— Start of Supplied records —

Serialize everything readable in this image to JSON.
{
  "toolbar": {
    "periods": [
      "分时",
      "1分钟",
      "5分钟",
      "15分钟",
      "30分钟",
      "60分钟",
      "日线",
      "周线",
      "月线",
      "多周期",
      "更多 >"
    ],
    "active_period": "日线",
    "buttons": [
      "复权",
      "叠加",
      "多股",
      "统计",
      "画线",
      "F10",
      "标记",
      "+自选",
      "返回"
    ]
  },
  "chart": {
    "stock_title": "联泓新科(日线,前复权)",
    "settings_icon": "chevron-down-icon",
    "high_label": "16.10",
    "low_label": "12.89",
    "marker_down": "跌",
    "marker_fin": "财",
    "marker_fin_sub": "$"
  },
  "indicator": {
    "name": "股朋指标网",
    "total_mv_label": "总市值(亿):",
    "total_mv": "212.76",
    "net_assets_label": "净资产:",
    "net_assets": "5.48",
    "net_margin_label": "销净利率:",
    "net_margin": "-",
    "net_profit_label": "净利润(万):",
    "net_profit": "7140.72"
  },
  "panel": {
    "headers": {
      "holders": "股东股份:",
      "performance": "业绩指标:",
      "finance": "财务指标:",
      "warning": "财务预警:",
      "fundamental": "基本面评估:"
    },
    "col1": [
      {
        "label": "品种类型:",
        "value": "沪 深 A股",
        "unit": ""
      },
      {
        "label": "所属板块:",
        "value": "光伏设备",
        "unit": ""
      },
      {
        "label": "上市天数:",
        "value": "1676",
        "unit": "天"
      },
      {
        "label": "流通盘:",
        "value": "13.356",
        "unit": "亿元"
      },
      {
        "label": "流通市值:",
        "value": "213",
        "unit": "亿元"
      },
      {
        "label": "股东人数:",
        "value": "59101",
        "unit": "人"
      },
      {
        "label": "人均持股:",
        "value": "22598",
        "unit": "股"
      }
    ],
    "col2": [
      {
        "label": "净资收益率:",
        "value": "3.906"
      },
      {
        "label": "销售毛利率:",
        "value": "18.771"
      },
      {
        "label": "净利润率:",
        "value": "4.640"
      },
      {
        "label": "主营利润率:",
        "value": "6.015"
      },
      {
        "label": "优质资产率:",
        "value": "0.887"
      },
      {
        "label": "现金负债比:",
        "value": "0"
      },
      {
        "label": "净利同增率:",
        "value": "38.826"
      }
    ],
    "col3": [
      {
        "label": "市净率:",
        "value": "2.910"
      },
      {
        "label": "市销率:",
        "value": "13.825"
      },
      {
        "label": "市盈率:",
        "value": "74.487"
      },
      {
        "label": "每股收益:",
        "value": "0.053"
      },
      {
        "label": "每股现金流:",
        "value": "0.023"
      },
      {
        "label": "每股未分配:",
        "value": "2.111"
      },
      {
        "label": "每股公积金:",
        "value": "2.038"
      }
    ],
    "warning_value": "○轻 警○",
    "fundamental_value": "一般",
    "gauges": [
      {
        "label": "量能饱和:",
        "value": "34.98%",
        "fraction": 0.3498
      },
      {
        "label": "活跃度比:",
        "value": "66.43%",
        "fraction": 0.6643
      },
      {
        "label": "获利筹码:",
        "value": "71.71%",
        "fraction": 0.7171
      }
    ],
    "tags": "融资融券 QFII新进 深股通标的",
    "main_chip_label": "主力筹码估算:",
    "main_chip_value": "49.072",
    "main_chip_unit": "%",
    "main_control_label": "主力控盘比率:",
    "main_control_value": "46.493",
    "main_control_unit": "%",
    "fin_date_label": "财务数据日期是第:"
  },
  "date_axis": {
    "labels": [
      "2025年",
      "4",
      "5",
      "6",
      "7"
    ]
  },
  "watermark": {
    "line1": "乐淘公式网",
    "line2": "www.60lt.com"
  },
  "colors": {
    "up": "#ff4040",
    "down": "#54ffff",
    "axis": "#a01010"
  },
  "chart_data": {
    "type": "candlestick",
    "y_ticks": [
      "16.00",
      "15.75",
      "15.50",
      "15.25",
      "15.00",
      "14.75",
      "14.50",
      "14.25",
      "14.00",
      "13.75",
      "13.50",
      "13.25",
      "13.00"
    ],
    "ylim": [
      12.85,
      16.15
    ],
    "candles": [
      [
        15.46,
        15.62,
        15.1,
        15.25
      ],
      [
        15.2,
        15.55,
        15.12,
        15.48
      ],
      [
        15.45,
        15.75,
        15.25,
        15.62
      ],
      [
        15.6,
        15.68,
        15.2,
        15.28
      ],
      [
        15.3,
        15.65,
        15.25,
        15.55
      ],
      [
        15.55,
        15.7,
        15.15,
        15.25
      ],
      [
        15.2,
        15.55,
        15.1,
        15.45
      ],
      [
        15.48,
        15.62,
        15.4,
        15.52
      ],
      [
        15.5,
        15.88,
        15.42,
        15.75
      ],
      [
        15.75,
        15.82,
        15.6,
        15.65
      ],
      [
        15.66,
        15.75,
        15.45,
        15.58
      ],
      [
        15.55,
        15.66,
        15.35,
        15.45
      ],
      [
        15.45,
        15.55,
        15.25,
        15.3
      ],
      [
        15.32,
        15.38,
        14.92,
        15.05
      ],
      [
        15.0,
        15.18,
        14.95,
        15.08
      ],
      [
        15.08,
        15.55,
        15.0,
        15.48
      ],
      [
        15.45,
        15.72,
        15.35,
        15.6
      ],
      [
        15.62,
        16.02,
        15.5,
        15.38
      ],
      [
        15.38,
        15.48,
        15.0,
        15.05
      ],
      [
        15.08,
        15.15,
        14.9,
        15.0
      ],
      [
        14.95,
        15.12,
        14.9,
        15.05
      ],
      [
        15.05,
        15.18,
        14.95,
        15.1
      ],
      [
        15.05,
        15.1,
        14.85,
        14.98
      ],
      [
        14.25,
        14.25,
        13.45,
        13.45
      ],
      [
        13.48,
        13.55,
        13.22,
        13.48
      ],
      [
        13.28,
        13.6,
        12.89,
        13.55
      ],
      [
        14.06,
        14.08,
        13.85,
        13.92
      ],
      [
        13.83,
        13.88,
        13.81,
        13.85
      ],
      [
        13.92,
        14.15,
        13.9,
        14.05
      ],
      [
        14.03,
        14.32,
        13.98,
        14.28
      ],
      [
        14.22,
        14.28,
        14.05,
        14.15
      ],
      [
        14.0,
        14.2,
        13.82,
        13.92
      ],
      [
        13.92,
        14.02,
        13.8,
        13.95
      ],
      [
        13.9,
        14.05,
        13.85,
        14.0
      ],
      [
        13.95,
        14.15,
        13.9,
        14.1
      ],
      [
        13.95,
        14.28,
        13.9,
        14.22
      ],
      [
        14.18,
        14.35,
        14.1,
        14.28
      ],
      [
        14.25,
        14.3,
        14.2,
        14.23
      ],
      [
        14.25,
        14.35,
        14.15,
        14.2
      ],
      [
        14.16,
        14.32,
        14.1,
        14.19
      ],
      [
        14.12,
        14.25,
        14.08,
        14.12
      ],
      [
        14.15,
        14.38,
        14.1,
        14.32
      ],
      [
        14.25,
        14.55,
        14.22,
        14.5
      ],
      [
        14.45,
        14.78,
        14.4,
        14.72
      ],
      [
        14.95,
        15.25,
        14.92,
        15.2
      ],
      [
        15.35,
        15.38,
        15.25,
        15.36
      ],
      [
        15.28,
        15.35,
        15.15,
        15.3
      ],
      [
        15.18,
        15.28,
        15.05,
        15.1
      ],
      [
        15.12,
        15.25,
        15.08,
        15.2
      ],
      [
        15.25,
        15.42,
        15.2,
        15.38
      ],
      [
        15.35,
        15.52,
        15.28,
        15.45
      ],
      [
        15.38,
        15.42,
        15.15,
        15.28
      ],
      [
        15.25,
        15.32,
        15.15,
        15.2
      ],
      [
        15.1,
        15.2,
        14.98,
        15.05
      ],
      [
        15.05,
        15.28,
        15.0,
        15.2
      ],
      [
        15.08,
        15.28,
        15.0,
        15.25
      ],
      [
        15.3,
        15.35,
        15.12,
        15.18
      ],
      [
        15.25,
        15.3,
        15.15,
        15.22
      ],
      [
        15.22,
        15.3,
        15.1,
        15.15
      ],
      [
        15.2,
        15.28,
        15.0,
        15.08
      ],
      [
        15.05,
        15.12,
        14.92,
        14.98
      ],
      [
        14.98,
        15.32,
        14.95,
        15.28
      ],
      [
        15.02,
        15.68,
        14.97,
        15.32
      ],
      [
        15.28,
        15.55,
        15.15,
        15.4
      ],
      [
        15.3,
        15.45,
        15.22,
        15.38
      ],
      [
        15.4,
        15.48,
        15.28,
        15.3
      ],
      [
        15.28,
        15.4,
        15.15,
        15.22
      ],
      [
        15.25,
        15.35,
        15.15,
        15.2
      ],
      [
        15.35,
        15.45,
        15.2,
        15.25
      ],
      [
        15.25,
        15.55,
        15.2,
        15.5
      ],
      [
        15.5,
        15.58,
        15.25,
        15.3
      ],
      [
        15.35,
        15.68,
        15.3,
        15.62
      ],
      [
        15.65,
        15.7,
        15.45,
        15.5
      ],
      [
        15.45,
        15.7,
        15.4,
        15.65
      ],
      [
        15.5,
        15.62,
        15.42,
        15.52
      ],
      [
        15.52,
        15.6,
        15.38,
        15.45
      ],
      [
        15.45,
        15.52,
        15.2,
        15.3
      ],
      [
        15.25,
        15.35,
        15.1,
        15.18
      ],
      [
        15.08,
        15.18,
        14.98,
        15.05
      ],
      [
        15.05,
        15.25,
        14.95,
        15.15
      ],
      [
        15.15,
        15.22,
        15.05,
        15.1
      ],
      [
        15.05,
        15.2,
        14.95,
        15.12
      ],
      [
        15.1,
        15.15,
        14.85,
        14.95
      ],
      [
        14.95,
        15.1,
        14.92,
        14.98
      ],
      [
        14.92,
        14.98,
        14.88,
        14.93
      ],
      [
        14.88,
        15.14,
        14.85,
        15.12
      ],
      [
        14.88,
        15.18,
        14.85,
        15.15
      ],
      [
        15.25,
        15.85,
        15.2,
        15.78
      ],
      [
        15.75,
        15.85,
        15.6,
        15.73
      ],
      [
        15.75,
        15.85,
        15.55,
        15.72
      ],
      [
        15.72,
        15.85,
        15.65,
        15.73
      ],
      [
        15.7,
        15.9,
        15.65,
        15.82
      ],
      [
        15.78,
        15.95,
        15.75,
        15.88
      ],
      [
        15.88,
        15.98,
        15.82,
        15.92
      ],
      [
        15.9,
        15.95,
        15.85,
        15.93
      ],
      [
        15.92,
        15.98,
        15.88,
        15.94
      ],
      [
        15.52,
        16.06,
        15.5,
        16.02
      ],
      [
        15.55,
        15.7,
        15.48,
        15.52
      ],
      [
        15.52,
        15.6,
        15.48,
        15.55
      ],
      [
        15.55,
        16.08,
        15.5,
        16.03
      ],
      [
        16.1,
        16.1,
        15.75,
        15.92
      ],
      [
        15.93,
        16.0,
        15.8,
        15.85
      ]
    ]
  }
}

— End of Supplied records —

Problem to work on:
Gather up the lines containing the word "fraction" from these records and copy them.

Output below:
        "fraction": 0.3498
        "fraction": 0.6643
        "fraction": 0.7171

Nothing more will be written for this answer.